- _記述問題 A_
以下のベルクとルクーについての文章から、「ベルクは1925年、プラハで夫も子もある人妻のハンナ・フークスを知り、」を含む語句で始まり「グリュミオー(vn) カスタニョーネ(p)(フイリップス盤)」で終わる部分を抜き出してください。その際、「ニューヨークフィル」を「ニューヨーク・フィルハーモニック」に書き換えてください。

- _読解文_

◇ ◇ ◇ ◇

ベルクは1925年、プラハで夫も子もある人妻のハンナ・フークスを知り、
やがて深く愛するようになるが、「叙情組曲」はそのハンナへのしょせんかな
わぬ想いをひそかに託した作品ではないかともいわれる。
フレーズ指揮ニューヨークフィル(CBSソニー盤)(オーケストラ版)
・ルクー(1870〜1894) ヴァイオリンソナタ ト長調
音楽史上最も惜しまれるべき夭折者の一人とか。ルクーはベルギー人、フ
ラクンクの弟子で24歳で世を去った。「クラシック名盤大全(室内楽曲編)
」(音楽之友社刊)の執筆者の一人、平林直哉さんは言う。−−フランクのそ
れよりも甘酸っぱい香りがし、さらにそのフランクのそれより弾きやすかった
ので..(中略)一時期は熱に浮かされたようにルクー漬けになった。−−−
グリュミオー(vn) カスタニョーネ(p)(フイリップス盤)

◇ ◇ ◇ ◇

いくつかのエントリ
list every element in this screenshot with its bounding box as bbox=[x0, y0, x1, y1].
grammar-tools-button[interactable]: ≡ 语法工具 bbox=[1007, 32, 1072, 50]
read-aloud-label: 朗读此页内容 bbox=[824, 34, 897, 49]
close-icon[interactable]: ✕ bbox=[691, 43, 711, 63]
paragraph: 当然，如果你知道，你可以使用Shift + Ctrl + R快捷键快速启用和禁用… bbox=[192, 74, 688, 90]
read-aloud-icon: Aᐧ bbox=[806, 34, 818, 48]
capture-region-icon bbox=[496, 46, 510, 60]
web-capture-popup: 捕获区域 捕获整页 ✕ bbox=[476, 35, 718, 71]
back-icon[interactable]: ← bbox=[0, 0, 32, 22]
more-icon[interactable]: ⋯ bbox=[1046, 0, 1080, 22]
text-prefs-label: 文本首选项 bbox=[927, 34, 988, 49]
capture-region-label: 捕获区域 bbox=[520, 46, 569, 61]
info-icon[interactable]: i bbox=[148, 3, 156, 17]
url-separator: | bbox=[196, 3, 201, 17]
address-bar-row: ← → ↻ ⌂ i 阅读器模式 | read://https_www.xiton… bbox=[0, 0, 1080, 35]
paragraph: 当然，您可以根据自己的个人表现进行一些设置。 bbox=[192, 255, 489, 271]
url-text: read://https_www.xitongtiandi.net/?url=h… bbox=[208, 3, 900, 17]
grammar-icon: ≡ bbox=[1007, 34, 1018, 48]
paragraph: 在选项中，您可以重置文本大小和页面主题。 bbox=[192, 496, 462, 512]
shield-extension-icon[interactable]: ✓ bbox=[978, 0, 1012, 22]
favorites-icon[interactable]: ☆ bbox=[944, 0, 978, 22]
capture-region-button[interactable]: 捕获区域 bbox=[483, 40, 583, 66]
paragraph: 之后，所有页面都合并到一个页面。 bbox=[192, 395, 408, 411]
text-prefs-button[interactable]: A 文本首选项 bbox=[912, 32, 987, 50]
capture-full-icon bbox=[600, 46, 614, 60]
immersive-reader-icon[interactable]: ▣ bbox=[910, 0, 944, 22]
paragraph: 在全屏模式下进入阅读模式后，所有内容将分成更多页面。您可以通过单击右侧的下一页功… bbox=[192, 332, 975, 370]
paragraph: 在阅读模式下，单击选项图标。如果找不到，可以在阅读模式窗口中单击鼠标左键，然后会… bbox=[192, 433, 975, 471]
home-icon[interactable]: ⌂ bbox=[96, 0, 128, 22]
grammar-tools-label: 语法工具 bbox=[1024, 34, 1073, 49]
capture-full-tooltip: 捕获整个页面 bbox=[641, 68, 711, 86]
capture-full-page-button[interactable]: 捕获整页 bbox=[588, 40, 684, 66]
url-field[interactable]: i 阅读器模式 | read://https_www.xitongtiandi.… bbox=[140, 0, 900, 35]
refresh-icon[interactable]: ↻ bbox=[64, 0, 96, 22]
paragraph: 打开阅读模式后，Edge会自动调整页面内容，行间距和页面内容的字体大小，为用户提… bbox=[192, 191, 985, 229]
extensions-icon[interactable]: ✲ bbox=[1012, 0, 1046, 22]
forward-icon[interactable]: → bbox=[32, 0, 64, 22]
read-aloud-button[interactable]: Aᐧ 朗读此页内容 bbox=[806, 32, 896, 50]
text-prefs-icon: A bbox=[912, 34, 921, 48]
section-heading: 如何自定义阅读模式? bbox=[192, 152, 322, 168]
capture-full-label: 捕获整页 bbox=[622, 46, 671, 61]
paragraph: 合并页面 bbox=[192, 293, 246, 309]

◇ ◇ ◇ ◇

- _記述問題 B_
上のエントリについて、冒頭の行から「more-icon[interactable]: ⋯ bbox=[1046, 0, 1080, 22]」を含む行までを一字一句変えずに書き写してください。両端の行も含めます。

- _解答 A_
ベルクは1925年、プラハで夫も子もある人妻のハンナ・フークスを知り、
やがて深く愛するようになるが、「叙情組曲」はそのハンナへのしょせんかな
わぬ想いをひそかに託した作品ではないかともいわれる。
フレーズ指揮ニューヨーク・フィルハーモニック(CBSソニー盤)(オーケストラ版)
・ルクー(1870〜1894) ヴァイオリンソナタ ト長調
音楽史上最も惜しまれるべき夭折者の一人とか。ルクーはベルギー人、フ
ラクンクの弟子で24歳で世を去った。「クラシック名盤大全(室内楽曲編)
」(音楽之友社刊)の執筆者の一人、平林直哉さんは言う。−−フランクのそ
れよりも甘酸っぱい香りがし、さらにそのフランクのそれより弾きやすかった
ので..(中略)一時期は熱に浮かされたようにルクー漬けになった。−−−
グリュミオー(vn) カスタニョーネ(p)(フイリップス盤)

- _解答 B_
list every element in this screenshot with its bounding box as bbox=[x0, y0, x1, y1].
grammar-tools-button[interactable]: ≡ 语法工具 bbox=[1007, 32, 1072, 50]
read-aloud-label: 朗读此页内容 bbox=[824, 34, 897, 49]
close-icon[interactable]: ✕ bbox=[691, 43, 711, 63]
paragraph: 当然，如果你知道，你可以使用Shift + Ctrl + R快捷键快速启用和禁用… bbox=[192, 74, 688, 90]
read-aloud-icon: Aᐧ bbox=[806, 34, 818, 48]
capture-region-icon bbox=[496, 46, 510, 60]
web-capture-popup: 捕获区域 捕获整页 ✕ bbox=[476, 35, 718, 71]
back-icon[interactable]: ← bbox=[0, 0, 32, 22]
more-icon[interactable]: ⋯ bbox=[1046, 0, 1080, 22]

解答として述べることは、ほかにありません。